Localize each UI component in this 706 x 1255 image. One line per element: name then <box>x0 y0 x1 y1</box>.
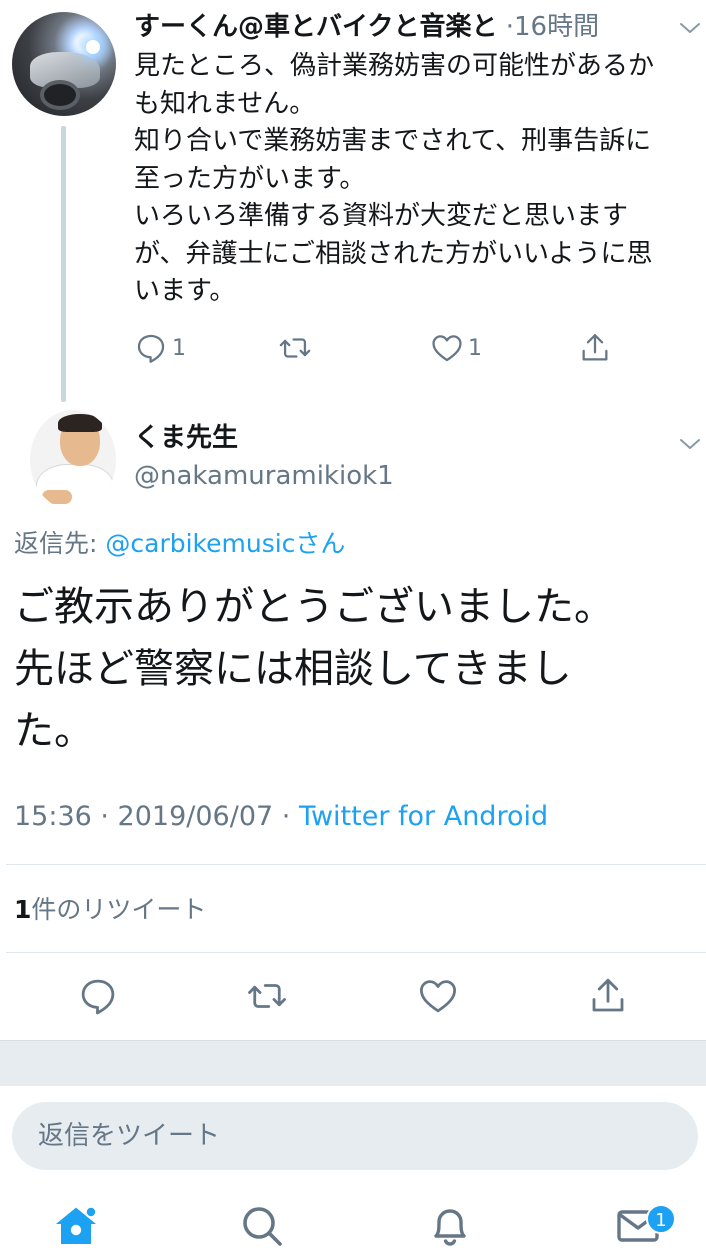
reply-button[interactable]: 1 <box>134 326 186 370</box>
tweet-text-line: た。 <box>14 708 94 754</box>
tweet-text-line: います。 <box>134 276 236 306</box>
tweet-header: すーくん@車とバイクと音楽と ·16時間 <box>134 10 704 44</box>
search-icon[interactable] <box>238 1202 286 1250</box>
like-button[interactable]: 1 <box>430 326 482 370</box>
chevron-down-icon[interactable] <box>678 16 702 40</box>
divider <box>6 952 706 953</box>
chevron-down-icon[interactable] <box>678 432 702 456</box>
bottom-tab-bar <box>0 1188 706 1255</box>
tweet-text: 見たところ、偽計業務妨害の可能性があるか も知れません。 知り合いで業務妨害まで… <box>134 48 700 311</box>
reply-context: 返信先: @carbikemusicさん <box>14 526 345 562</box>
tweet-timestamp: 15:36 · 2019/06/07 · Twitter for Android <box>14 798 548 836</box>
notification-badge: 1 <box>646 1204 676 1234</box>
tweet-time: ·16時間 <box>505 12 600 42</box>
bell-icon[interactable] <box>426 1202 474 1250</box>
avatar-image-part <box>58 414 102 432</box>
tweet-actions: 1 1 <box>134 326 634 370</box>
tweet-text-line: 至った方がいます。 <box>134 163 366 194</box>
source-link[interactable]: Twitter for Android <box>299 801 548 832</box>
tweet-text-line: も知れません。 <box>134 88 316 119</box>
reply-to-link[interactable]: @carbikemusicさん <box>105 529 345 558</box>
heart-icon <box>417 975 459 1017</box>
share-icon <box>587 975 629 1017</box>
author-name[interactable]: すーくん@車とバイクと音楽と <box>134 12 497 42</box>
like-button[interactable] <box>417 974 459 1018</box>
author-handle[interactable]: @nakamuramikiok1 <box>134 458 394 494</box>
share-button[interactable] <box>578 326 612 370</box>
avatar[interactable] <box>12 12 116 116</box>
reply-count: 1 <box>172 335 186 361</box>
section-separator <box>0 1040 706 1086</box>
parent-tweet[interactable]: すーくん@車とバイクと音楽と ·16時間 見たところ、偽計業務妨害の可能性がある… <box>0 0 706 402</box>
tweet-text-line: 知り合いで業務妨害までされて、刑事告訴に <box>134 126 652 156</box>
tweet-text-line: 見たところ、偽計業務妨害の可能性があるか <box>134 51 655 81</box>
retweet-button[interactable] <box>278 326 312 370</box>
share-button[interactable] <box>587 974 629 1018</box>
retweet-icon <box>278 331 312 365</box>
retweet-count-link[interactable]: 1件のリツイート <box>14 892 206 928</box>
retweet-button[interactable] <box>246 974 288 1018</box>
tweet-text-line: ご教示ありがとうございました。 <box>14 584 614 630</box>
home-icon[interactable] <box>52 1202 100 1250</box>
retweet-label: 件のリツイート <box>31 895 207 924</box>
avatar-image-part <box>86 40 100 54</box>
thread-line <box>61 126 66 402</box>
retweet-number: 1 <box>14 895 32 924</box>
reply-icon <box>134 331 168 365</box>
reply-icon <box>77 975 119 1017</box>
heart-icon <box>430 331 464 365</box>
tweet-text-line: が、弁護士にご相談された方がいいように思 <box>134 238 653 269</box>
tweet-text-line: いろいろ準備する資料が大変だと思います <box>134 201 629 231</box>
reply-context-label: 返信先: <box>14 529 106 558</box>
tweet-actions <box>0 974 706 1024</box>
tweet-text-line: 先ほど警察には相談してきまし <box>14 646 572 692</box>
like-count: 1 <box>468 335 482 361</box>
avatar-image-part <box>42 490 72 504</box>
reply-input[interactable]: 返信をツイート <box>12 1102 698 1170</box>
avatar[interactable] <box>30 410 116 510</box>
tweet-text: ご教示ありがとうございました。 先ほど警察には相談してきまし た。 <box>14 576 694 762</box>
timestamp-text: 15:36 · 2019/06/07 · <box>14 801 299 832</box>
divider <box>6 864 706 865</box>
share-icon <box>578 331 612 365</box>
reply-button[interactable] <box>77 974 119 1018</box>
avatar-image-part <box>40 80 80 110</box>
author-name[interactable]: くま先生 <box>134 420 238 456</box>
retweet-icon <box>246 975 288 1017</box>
--
Written task: List each line of the entries above that contains the string "chevron", with case counting.

The answer:
chevron-down-icon[interactable] <box>678 16 702 40</box>
chevron-down-icon[interactable] <box>678 432 702 456</box>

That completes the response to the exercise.